[BEGIN]

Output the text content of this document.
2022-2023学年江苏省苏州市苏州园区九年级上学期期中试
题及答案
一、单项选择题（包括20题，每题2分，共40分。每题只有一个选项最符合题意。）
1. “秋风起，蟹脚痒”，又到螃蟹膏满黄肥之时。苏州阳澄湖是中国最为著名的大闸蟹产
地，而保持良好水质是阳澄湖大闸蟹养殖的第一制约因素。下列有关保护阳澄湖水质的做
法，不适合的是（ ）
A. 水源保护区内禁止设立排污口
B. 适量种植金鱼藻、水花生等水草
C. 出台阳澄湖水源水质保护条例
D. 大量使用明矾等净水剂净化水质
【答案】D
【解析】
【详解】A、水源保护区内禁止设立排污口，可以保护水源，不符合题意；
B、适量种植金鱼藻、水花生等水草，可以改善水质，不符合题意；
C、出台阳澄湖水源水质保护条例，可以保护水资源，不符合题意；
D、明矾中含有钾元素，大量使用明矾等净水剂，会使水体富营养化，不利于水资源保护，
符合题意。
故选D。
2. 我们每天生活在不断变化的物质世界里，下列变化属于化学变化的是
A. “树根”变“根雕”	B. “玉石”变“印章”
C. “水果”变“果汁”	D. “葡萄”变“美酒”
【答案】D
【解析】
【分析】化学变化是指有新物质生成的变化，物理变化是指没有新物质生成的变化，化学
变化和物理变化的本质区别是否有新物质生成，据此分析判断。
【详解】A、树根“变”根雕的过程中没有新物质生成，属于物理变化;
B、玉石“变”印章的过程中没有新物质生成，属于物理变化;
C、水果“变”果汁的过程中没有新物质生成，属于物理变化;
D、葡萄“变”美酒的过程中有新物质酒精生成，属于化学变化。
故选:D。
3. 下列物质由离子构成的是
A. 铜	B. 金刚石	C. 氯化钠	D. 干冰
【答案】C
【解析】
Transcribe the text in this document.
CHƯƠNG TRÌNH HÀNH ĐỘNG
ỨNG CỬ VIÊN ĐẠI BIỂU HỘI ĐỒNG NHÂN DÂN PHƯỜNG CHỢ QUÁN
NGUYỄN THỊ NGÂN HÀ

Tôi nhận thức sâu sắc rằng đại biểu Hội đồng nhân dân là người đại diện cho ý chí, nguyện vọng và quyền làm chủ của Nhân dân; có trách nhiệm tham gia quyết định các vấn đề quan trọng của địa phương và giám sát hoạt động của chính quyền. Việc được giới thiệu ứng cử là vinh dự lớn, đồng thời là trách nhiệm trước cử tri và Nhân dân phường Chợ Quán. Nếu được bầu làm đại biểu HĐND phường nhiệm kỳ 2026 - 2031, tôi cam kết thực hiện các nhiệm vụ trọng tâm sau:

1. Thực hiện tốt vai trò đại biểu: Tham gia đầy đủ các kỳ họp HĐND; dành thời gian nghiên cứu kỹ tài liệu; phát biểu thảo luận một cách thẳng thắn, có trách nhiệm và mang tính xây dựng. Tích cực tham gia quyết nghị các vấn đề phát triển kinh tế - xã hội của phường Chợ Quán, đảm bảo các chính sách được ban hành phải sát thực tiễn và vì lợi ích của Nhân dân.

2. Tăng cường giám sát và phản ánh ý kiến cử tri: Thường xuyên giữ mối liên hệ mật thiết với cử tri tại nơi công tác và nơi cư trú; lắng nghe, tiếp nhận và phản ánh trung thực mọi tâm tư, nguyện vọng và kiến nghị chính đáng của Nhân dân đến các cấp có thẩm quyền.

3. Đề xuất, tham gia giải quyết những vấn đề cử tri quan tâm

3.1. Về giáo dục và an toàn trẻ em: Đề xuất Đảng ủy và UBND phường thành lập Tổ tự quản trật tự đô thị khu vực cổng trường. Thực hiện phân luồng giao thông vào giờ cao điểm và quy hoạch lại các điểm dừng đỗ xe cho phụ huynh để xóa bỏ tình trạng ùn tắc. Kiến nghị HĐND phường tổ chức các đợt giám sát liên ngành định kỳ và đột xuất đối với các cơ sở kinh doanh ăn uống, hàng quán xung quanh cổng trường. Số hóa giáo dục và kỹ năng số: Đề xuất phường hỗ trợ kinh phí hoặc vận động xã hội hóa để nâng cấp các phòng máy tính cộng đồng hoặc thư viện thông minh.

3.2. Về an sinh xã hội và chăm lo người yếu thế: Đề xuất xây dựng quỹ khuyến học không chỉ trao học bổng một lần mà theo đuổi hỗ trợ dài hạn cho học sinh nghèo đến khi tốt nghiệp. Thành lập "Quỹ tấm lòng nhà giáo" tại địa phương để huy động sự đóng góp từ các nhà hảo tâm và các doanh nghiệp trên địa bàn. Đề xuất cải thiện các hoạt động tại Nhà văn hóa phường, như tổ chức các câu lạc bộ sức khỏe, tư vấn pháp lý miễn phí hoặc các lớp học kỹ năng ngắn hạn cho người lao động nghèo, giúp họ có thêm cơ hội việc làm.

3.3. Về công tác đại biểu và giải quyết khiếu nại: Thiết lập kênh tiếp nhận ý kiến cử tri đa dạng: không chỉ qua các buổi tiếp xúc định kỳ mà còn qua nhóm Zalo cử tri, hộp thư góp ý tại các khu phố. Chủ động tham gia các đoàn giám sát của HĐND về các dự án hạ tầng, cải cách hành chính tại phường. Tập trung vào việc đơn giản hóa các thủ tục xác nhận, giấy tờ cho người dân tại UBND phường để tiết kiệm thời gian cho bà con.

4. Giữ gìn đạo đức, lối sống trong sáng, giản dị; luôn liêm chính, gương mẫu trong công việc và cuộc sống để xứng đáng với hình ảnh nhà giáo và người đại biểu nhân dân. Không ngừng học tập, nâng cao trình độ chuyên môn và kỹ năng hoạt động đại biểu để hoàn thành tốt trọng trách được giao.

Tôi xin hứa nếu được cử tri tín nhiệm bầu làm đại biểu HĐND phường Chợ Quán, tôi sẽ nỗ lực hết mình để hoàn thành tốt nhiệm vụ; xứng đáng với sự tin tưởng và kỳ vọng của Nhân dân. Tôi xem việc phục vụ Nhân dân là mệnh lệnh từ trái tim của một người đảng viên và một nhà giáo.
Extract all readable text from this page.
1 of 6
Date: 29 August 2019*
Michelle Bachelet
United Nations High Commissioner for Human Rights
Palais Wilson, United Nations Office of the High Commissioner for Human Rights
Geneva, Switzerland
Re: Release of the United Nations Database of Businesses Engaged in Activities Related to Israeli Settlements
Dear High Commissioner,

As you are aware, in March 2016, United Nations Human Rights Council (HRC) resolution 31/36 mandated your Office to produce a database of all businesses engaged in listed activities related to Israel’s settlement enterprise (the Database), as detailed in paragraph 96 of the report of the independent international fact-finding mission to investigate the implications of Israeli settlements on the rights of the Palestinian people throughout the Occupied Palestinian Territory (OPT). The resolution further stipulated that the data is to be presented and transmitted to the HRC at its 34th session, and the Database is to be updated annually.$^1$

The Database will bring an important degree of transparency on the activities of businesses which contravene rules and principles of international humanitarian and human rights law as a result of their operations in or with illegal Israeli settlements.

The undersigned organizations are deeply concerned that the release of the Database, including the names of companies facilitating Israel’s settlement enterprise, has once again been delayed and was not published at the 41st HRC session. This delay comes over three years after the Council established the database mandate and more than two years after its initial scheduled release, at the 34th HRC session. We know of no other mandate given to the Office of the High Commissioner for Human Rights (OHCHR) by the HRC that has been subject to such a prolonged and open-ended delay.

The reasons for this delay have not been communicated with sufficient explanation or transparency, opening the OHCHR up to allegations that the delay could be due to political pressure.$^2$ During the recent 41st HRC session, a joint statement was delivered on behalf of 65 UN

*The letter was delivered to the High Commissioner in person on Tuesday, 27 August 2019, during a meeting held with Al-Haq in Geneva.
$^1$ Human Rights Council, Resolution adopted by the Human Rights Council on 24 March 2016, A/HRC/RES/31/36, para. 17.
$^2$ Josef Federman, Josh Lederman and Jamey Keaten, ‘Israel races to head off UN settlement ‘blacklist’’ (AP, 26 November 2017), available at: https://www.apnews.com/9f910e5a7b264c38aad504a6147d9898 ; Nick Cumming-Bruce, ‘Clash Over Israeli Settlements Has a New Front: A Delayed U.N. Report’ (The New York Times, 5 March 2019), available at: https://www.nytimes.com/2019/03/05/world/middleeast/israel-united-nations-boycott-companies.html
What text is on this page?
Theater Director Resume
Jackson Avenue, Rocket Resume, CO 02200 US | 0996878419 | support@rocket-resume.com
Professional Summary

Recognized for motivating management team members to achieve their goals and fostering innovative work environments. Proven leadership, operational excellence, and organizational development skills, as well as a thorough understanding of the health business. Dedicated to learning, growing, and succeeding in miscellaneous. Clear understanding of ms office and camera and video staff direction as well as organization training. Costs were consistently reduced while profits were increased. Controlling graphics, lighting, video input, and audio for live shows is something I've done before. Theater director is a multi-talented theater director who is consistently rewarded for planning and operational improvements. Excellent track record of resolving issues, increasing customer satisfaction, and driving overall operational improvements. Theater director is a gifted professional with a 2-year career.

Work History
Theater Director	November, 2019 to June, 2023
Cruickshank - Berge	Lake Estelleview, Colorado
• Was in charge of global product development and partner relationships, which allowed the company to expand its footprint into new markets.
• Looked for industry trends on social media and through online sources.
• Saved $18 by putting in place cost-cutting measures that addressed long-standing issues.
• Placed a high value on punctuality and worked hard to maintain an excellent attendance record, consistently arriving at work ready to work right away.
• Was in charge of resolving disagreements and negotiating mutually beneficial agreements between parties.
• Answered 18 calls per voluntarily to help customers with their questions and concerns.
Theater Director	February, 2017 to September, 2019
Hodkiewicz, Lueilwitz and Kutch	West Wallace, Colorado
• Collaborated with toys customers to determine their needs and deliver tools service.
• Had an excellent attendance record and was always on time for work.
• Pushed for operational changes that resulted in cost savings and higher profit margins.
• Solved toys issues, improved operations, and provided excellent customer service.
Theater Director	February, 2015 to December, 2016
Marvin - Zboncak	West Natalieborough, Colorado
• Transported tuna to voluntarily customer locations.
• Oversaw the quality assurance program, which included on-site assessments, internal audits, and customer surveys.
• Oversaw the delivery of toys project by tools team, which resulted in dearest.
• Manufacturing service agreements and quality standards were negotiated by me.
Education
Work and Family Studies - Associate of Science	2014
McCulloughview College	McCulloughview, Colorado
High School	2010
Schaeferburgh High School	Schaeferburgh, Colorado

[END]

Filter the listing above for the string "giao" and copy every matching line.

3.1. Về giáo dục và an toàn trẻ em: Đề xuất Đảng ủy và UBND phường thành lập Tổ tự quản trật tự đô thị khu vực cổng trường. Thực hiện phân luồng giao thông vào giờ cao điểm và quy hoạch lại các điểm dừng đỗ xe cho phụ huynh để xóa bỏ tình trạng ùn tắc. Kiến nghị HĐND phường tổ chức các đợt giám sát liên ngành định kỳ và đột xuất đối với các cơ sở kinh doanh ăn uống, hàng quán xung quanh cổng trường. Số hóa giáo dục và kỹ năng số: Đề xuất phường hỗ trợ kinh phí hoặc vận động xã hội hóa để nâng cấp các phòng máy tính cộng đồng hoặc thư viện thông minh.
4. Giữ gìn đạo đức, lối sống trong sáng, giản dị; luôn liêm chính, gương mẫu trong công việc và cuộc sống để xứng đáng với hình ảnh nhà giáo và người đại biểu nhân dân. Không ngừng học tập, nâng cao trình độ chuyên môn và kỹ năng hoạt động đại biểu để hoàn thành tốt trọng trách được giao.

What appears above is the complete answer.